EXERCISE REQUIREMENTS - In the data, extract each line that holds the string "万历年间".

* Start *

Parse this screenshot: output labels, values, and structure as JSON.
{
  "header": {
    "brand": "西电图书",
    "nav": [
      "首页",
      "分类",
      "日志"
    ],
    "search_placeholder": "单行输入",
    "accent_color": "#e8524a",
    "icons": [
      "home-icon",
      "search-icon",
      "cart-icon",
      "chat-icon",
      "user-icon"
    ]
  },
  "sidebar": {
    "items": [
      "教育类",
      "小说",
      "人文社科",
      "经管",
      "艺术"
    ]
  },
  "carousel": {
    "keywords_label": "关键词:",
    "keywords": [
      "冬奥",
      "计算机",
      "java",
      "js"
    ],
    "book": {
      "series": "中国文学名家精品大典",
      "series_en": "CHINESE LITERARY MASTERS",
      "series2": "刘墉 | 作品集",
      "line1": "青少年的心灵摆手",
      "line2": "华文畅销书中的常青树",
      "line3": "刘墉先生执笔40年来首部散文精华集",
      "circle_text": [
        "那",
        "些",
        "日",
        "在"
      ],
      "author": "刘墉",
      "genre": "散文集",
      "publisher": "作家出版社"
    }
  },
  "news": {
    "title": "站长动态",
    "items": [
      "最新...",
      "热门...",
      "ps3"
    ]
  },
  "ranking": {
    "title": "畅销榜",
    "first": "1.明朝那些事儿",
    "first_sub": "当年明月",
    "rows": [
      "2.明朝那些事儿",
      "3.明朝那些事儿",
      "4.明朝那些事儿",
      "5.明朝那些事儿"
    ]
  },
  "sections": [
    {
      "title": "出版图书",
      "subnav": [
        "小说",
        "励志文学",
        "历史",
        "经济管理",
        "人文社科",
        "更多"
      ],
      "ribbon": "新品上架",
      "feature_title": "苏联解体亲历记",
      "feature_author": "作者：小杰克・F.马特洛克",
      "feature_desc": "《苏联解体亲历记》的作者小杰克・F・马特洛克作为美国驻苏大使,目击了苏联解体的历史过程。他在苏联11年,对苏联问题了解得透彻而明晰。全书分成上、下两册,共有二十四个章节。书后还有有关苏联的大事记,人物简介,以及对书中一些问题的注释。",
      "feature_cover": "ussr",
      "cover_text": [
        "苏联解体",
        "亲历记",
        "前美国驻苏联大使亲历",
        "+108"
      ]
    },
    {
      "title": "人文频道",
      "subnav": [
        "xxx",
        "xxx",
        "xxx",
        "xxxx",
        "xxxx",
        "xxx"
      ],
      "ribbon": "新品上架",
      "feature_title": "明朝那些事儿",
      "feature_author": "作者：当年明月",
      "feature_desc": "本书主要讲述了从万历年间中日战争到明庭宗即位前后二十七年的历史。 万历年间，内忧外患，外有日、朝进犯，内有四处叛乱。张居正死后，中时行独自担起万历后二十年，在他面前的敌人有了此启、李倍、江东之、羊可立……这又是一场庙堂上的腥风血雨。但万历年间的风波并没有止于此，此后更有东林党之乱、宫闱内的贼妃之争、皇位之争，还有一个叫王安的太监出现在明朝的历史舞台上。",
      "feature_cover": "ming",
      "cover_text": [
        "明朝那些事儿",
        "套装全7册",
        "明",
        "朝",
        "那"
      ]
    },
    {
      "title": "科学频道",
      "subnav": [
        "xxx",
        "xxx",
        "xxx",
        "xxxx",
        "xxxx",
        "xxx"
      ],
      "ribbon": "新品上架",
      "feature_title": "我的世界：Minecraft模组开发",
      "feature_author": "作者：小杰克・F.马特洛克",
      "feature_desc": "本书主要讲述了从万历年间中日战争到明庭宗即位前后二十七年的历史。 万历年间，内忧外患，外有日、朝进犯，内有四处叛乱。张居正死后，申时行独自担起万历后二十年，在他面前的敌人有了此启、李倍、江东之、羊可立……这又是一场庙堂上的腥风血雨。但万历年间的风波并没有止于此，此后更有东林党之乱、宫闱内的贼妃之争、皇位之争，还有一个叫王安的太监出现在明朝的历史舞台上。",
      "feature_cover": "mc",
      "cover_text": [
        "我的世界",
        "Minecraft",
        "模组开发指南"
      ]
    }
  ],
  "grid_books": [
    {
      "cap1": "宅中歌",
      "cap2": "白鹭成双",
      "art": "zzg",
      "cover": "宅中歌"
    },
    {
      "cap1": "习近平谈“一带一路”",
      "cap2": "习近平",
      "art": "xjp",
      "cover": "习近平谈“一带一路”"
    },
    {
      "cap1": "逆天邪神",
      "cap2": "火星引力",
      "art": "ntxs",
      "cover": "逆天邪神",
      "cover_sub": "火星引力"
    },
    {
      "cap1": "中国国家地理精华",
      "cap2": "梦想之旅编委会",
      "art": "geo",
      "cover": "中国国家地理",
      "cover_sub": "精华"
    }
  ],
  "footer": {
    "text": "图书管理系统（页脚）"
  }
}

* End *

PROBLEM SOLUTION -
      "feature_desc": "本书主要讲述了从万历年间中日战争到明庭宗即位前后二十七年的历史。 万历年间，内忧外患，外有日、朝进犯，内有四处叛乱。张居正死后，中时行独自担起万历后二十年，在他面前的敌人有了此启、李倍、江东之、羊可立……这又是一场庙堂上的腥风血雨。但万历年间的风波并没有止于此，此后更有东林党之乱、宫闱内的贼妃之争、皇位之争，还有一个叫王安的太监出现在明朝的历史舞台上。",
      "feature_desc": "本书主要讲述了从万历年间中日战争到明庭宗即位前后二十七年的历史。 万历年间，内忧外患，外有日、朝进犯，内有四处叛乱。张居正死后，申时行独自担起万历后二十年，在他面前的敌人有了此启、李倍、江东之、羊可立……这又是一场庙堂上的腥风血雨。但万历年间的风波并没有止于此，此后更有东林党之乱、宫闱内的贼妃之争、皇位之争，还有一个叫王安的太监出现在明朝的历史舞台上。",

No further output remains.